__GIVEN REQUEST__:
Leave the pictures out, and retype all of the material exactly as written.

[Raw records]
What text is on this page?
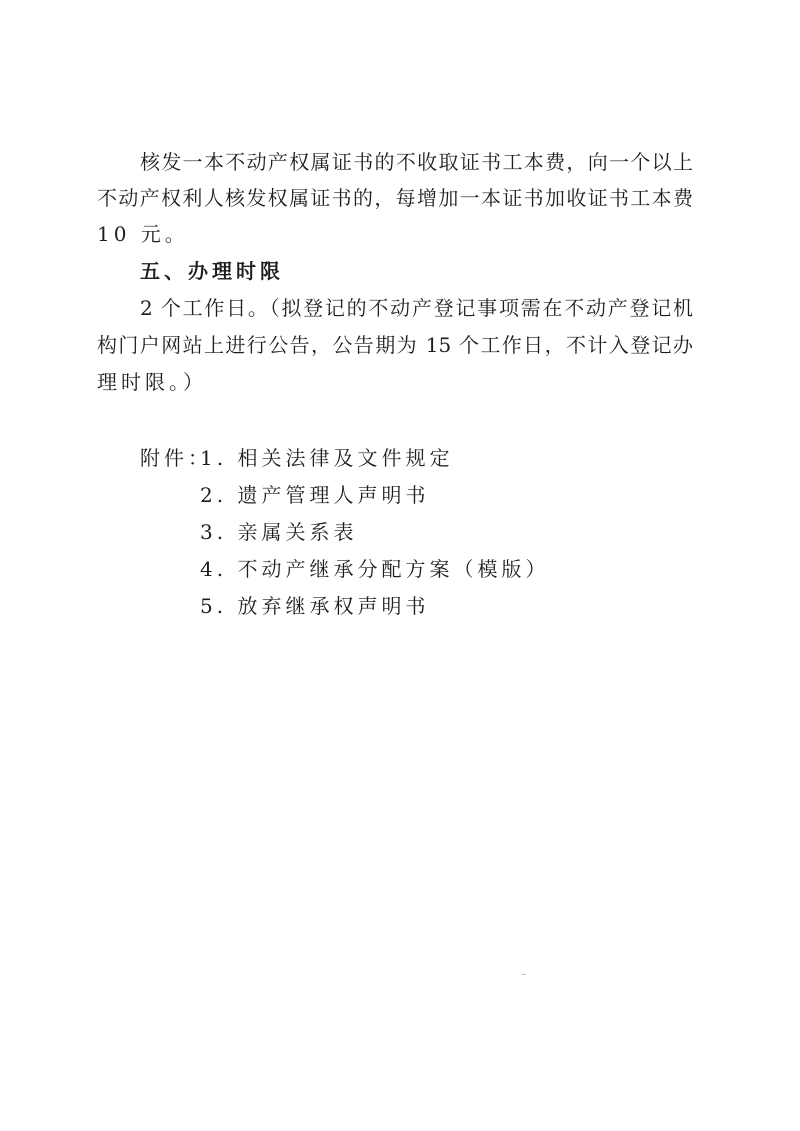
核发一本不动产权属证书的不收取证书工本费，向一个以上
不动产权利人核发权属证书的，每增加一本证书加收证书工本费
10 元。
五、办理时限
2 个工作日。（拟登记的不动产登记事项需在不动产登记机
构门户网站上进行公告，公告期为 15 个工作日，不计入登记办
理时限。）
附件：
1. 相关法律及文件规定
2. 遗产管理人声明书
3. 亲属关系表
4. 不动产继承分配方案（模版）
5. 放弃继承权声明书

__PROBLEM SOLUTION__:
What text is on this page?
核发一本不动产权属证书的不收取证书工本费，向一个以上
不动产权利人核发权属证书的，每增加一本证书加收证书工本费
10 元。
五、办理时限
2 个工作日。（拟登记的不动产登记事项需在不动产登记机
构门户网站上进行公告，公告期为 15 个工作日，不计入登记办
理时限。）
附件：
1. 相关法律及文件规定
2. 遗产管理人声明书
3. 亲属关系表
4. 不动产继承分配方案（模版）
5. 放弃继承权声明书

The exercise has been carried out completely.